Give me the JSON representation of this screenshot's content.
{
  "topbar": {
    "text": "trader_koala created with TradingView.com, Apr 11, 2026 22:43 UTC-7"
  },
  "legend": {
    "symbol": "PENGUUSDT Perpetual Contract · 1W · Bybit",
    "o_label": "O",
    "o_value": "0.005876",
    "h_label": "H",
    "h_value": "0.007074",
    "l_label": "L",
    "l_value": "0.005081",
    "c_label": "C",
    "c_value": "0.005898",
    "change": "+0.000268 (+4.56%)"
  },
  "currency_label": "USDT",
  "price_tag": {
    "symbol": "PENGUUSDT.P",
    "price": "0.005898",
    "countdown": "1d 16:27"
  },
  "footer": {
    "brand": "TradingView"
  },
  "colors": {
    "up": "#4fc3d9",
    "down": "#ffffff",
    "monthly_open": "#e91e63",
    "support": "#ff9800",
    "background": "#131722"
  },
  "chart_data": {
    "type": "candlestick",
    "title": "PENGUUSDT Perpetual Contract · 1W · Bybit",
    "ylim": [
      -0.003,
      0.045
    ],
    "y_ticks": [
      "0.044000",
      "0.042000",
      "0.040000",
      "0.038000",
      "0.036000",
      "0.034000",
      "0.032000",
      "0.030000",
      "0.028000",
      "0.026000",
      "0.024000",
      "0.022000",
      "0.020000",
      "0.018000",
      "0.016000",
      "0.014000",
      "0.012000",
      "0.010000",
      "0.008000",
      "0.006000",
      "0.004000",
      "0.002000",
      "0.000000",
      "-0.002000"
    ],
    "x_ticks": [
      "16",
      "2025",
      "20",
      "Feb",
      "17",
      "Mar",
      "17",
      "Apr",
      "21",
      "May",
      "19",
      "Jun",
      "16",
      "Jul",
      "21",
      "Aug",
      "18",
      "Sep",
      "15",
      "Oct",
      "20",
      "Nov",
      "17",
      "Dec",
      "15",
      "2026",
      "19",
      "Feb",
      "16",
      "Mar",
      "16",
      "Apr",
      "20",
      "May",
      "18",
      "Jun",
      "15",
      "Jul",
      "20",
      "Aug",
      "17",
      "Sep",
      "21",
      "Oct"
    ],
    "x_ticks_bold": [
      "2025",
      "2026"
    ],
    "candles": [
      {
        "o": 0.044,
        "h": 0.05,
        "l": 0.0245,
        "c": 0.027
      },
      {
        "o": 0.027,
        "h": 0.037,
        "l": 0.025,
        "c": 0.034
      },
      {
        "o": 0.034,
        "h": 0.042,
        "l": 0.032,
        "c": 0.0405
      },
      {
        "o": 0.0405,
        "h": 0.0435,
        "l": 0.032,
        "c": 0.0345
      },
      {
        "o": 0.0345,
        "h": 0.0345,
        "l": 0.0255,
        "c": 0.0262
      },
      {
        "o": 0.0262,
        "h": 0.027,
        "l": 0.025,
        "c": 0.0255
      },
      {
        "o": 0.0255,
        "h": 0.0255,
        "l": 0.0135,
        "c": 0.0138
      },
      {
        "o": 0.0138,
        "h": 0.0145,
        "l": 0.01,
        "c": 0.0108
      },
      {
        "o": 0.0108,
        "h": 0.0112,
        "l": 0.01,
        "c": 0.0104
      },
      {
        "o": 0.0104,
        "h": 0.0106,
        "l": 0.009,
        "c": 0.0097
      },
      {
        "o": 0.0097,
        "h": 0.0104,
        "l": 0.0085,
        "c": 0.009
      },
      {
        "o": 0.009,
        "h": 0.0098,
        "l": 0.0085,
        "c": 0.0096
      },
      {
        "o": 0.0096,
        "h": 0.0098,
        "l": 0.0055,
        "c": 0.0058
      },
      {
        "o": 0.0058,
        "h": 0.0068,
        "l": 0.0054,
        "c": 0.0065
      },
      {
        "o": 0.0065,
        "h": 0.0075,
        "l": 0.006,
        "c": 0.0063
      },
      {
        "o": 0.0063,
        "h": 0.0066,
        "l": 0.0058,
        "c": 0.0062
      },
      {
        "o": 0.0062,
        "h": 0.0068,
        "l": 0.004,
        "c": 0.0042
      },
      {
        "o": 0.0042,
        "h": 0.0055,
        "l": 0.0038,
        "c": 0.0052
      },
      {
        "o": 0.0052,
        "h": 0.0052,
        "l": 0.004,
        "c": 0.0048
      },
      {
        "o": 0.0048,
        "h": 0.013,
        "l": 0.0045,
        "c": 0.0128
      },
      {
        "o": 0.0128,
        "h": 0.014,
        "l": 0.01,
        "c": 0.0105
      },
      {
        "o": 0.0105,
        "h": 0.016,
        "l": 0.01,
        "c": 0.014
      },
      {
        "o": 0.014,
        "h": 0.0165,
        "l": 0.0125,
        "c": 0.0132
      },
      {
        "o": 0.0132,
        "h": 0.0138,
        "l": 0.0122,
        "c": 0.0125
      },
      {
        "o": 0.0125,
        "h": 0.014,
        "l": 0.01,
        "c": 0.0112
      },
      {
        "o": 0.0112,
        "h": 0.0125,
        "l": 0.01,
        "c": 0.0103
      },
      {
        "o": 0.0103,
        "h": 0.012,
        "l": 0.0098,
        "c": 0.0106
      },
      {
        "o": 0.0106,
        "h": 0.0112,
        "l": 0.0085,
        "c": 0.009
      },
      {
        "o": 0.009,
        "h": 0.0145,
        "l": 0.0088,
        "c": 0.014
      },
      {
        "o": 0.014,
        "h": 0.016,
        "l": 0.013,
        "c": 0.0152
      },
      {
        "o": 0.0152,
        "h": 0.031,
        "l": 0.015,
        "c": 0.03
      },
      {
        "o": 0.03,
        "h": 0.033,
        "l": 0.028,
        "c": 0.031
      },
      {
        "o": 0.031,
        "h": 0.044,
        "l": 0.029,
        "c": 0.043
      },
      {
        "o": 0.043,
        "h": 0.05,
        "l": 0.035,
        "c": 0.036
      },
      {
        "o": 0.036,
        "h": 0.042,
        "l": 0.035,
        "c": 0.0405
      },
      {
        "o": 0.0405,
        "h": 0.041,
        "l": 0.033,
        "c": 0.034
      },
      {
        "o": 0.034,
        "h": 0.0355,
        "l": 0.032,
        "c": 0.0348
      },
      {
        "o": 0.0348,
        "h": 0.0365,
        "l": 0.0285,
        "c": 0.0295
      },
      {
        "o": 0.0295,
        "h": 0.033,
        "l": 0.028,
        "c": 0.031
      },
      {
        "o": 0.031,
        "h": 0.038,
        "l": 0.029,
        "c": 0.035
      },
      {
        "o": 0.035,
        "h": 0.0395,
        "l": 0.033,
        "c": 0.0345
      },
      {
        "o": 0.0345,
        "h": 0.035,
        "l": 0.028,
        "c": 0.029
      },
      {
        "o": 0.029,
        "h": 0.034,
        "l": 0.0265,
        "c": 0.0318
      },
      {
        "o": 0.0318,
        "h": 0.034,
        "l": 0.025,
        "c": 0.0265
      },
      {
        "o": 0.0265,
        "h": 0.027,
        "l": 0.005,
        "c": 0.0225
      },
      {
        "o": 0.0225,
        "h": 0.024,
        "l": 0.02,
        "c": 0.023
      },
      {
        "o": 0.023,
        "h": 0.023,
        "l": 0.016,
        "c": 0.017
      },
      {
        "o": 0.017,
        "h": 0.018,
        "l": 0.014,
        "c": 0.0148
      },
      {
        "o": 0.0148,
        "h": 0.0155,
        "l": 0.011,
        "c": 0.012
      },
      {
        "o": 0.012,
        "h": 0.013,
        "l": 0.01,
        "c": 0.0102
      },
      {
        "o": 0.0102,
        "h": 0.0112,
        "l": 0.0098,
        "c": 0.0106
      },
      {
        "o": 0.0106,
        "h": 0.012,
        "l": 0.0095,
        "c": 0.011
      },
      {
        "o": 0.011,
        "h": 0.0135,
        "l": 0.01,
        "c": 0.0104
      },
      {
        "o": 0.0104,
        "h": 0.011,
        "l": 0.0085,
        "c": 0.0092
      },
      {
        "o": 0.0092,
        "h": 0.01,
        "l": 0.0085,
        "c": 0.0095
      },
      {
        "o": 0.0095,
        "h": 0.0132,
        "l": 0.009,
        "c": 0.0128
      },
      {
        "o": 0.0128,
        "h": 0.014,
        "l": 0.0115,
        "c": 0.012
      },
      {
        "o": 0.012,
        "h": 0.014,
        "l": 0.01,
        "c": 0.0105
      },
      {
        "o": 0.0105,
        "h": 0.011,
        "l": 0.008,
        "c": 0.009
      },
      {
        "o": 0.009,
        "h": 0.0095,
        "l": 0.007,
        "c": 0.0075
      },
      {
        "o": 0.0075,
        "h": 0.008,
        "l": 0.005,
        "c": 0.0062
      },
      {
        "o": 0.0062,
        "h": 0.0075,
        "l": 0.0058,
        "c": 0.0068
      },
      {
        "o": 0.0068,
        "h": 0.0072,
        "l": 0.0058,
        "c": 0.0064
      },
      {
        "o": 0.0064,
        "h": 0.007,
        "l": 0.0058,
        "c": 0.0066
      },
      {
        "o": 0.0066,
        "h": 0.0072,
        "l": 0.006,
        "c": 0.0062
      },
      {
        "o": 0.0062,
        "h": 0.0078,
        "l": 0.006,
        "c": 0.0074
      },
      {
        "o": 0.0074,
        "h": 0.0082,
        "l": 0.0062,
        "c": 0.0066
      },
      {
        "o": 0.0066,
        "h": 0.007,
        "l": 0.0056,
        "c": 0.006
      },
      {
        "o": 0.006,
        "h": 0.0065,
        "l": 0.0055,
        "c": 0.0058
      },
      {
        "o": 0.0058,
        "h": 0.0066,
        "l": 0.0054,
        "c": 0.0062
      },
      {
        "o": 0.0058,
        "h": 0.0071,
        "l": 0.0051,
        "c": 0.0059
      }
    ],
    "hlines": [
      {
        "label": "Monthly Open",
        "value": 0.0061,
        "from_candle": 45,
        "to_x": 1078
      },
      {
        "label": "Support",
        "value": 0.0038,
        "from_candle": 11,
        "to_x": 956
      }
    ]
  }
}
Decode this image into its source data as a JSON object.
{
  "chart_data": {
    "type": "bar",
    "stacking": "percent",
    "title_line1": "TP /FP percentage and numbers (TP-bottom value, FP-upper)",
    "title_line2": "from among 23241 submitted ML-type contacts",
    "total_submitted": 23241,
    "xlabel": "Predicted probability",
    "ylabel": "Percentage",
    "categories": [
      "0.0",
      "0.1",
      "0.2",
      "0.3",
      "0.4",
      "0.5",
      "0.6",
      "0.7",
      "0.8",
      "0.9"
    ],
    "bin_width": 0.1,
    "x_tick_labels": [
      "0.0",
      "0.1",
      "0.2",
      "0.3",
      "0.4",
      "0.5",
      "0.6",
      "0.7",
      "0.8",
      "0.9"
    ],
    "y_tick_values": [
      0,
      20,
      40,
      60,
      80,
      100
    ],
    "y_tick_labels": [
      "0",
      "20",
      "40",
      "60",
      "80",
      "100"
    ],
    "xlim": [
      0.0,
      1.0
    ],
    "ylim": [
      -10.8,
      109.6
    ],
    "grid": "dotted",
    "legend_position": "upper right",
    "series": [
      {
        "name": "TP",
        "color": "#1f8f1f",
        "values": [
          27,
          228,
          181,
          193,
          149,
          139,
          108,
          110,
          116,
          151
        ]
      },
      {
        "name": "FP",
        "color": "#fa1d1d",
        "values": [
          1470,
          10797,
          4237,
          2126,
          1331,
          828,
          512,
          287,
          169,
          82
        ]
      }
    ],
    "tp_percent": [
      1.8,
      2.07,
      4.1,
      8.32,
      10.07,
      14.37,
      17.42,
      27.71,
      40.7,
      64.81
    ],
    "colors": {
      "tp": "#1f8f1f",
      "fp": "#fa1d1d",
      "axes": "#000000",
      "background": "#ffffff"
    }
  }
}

______

Task statement
Copy every line in the entries above that has the string "TradingView" in it.

Full response
    "text": "trader_koala created with TradingView.com, Apr 11, 2026 22:43 UTC-7"
    "brand": "TradingView"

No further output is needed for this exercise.